§ **Exercise prompt**:
Return each entry exactly, omitting nothing.
━━━━━ Input data ━━━━━
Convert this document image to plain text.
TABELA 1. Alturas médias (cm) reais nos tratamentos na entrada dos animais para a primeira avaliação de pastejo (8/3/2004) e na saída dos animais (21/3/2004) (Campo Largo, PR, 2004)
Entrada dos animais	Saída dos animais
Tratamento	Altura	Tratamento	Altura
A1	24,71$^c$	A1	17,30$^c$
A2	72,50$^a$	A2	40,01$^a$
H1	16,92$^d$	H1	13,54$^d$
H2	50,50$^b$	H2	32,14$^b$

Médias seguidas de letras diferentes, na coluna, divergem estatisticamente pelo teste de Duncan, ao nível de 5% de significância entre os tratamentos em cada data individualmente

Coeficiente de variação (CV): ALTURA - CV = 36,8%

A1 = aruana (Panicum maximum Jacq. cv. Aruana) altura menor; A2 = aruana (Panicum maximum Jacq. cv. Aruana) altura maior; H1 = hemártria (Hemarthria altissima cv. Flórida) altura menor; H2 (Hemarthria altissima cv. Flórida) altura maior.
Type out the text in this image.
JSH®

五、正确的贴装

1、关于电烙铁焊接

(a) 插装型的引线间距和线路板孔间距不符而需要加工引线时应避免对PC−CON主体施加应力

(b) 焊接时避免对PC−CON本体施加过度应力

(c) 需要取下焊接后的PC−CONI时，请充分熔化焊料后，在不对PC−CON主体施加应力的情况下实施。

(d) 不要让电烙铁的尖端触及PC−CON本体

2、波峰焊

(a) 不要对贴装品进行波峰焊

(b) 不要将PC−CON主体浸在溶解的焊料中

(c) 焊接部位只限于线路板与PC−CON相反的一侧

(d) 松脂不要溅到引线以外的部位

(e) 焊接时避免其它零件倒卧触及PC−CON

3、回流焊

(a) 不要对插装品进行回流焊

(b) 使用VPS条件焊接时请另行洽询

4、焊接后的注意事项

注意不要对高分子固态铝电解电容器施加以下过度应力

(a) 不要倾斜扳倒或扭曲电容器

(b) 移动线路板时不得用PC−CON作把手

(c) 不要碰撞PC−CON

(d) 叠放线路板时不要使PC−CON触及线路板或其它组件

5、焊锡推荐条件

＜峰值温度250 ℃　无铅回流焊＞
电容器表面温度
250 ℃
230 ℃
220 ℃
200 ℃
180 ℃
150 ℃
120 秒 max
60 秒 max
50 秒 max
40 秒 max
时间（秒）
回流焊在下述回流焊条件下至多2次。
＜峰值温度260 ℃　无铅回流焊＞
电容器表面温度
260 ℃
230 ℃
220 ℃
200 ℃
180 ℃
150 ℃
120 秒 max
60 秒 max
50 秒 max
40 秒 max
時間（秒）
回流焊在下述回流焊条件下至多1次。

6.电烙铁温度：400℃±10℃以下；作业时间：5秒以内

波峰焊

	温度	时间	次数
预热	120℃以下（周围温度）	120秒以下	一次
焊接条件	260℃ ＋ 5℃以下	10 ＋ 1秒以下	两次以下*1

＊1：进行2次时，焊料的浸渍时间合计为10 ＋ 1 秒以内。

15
━━━━━
§ **Exercise solution**:
Convert this document image to plain text.
TABELA 1. Alturas médias (cm) reais nos tratamentos na entrada dos animais para a primeira avaliação de pastejo (8/3/2004) e na saída dos animais (21/3/2004) (Campo Largo, PR, 2004)
Entrada dos animais	Saída dos animais
Tratamento	Altura	Tratamento	Altura
A1	24,71$^c$	A1	17,30$^c$
A2	72,50$^a$	A2	40,01$^a$
H1	16,92$^d$	H1	13,54$^d$
H2	50,50$^b$	H2	32,14$^b$

Médias seguidas de letras diferentes, na coluna, divergem estatisticamente pelo teste de Duncan, ao nível de 5% de significância entre os tratamentos em cada data individualmente

Coeficiente de variação (CV): ALTURA - CV = 36,8%

A1 = aruana (Panicum maximum Jacq. cv. Aruana) altura menor; A2 = aruana (Panicum maximum Jacq. cv. Aruana) altura maior; H1 = hemártria (Hemarthria altissima cv. Flórida) altura menor; H2 (Hemarthria altissima cv. Flórida) altura maior.
Type out the text in this image.
JSH®

五、正确的贴装

1、关于电烙铁焊接

(a) 插装型的引线间距和线路板孔间距不符而需要加工引线时应避免对PC−CON主体施加应力

(b) 焊接时避免对PC−CON本体施加过度应力

(c) 需要取下焊接后的PC−CONI时，请充分熔化焊料后，在不对PC−CON主体施加应力的情况下实施。

(d) 不要让电烙铁的尖端触及PC−CON本体

2、波峰焊

(a) 不要对贴装品进行波峰焊

(b) 不要将PC−CON主体浸在溶解的焊料中

(c) 焊接部位只限于线路板与PC−CON相反的一侧

(d) 松脂不要溅到引线以外的部位

(e) 焊接时避免其它零件倒卧触及PC−CON

3、回流焊

(a) 不要对插装品进行回流焊

(b) 使用VPS条件焊接时请另行洽询

4、焊接后的注意事项

注意不要对高分子固态铝电解电容器施加以下过度应力

(a) 不要倾斜扳倒或扭曲电容器

(b) 移动线路板时不得用PC−CON作把手

(c) 不要碰撞PC−CON

(d) 叠放线路板时不要使PC−CON触及线路板或其它组件

5、焊锡推荐条件

＜峰值温度250 ℃　无铅回流焊＞
电容器表面温度
250 ℃
230 ℃
220 ℃
200 ℃
180 ℃
150 ℃
120 秒 max
60 秒 max
50 秒 max
40 秒 max
时间（秒）
回流焊在下述回流焊条件下至多2次。
＜峰值温度260 ℃　无铅回流焊＞
电容器表面温度
260 ℃
230 ℃
220 ℃
200 ℃
180 ℃
150 ℃
120 秒 max
60 秒 max
50 秒 max
40 秒 max
時間（秒）
回流焊在下述回流焊条件下至多1次。

6.电烙铁温度：400℃±10℃以下；作业时间：5秒以内

波峰焊

	温度	时间	次数
预热	120℃以下（周围温度）	120秒以下	一次
焊接条件	260℃ ＋ 5℃以下	10 ＋ 1秒以下	两次以下*1

＊1：进行2次时，焊料的浸渍时间合计为10 ＋ 1 秒以内。

15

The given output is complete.